-- 工作指令 --
照原样复制原文中的一段：从含有“术前必须肯定患者骨髓仍存在部”的字句起，到“D)的发生率,尚难广泛开展。”止，末尾这几个字一并保留。

按不同适应证进行相应的局部放疗可暂时缓解症状,但作用往往短暂,平均仅维持3.5~6个月。放疗有时尚可加重血细胞减少,故目前应用较少。

7.脾切除术IMF是否行脾切除,至今仍有争议。但严格掌握手术适应证仍能为一部分患者带来裨益,尤其是改善生活质量。

术前必须肯定患者骨髓仍存在部分造血组织及功能,此为手术的先决条件。目前公认的手术指征有:

(1)有明显症状的巨脾,或反复脾梗死。

(2)需靠输血维持生活的严重贫血,尤其是难治性溶血性贫血。

(3)顽固性血小板减少,伴明显出血倾向。

(4)明确的肝门静脉高压症,尤其是曾发生过大量上消化道出血者。血小板偏高及肝功明显异常,特别是血白蛋白显著低下者为手术禁忌证。

8.异基因骨髓移植(Allo-BMT)已有少数成功的病例报道,且不影响供者造血干细胞的植入。一组40例IMF行Allo-BMT3年后存活率为60%,4例已存活10年以上。由于适合于移植的病例毕竟较少,加之供者受限,以及较高的移植物抗宿主病(GVHD)的发生率,尚难广泛开展。

-- 原始数据 --
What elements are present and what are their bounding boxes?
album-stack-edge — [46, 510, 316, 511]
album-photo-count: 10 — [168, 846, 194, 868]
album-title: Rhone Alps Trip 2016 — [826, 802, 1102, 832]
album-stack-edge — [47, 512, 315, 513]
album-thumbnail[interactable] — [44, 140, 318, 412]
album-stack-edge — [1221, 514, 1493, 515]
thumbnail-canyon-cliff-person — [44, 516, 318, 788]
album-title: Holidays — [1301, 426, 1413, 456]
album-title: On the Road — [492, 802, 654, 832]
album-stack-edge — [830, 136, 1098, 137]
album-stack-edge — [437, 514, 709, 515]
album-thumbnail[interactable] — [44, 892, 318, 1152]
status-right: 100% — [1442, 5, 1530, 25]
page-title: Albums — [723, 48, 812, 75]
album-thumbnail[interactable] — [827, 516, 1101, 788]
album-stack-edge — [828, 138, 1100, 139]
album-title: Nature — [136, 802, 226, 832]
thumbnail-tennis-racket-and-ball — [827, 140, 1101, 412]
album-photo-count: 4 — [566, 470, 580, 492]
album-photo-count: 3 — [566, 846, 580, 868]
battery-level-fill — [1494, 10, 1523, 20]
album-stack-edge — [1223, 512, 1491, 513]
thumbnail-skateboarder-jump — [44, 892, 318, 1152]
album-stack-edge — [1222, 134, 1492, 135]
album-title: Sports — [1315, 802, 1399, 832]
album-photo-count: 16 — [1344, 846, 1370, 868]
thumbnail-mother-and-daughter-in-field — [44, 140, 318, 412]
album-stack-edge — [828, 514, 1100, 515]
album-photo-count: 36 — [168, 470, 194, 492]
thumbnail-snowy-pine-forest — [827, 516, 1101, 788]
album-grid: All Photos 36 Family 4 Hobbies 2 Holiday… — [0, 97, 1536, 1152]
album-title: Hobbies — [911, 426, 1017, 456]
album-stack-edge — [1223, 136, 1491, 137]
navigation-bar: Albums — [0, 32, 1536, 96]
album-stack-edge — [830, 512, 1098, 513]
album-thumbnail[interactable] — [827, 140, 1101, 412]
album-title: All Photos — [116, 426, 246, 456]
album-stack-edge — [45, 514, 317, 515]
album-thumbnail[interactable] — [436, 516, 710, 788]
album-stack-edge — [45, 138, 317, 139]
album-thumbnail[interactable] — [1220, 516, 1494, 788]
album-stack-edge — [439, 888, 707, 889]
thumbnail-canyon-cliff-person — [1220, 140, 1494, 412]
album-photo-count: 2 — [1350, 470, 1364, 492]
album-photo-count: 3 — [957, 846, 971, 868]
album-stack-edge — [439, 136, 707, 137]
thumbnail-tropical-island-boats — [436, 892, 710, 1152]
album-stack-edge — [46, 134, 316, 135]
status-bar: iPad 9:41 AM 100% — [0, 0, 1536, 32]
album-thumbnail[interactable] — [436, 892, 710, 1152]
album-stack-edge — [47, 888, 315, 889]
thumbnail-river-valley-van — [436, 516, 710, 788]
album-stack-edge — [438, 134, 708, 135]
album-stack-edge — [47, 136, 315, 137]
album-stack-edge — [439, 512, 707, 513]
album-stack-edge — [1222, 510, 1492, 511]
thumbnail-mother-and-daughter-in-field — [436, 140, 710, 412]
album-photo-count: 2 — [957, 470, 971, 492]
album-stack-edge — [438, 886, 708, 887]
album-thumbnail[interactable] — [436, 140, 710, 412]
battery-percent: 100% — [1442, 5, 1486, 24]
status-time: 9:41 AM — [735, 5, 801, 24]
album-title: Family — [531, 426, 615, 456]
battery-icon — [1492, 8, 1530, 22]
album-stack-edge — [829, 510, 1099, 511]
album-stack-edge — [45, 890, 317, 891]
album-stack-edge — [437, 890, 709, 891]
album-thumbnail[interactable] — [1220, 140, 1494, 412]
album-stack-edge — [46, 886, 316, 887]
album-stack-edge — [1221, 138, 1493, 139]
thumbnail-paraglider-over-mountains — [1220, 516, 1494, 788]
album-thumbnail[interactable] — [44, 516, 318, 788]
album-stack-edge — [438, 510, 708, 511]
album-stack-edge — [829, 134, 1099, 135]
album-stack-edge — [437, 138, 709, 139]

-- 任务答复 --
术前必须肯定患者骨髓仍存在部分造血组织及功能,此为手术的先决条件。目前公认的手术指征有:

(1)有明显症状的巨脾,或反复脾梗死。

(2)需靠输血维持生活的严重贫血,尤其是难治性溶血性贫血。

(3)顽固性血小板减少,伴明显出血倾向。

(4)明确的肝门静脉高压症,尤其是曾发生过大量上消化道出血者。血小板偏高及肝功明显异常,特别是血白蛋白显著低下者为手术禁忌证。

8.异基因骨髓移植(Allo-BMT)已有少数成功的病例报道,且不影响供者造血干细胞的植入。一组40例IMF行Allo-BMT3年后存活率为60%,4例已存活10年以上。由于适合于移植的病例毕竟较少,加之供者受限,以及较高的移植物抗宿主病(GVHD)的发生率,尚难广泛开展。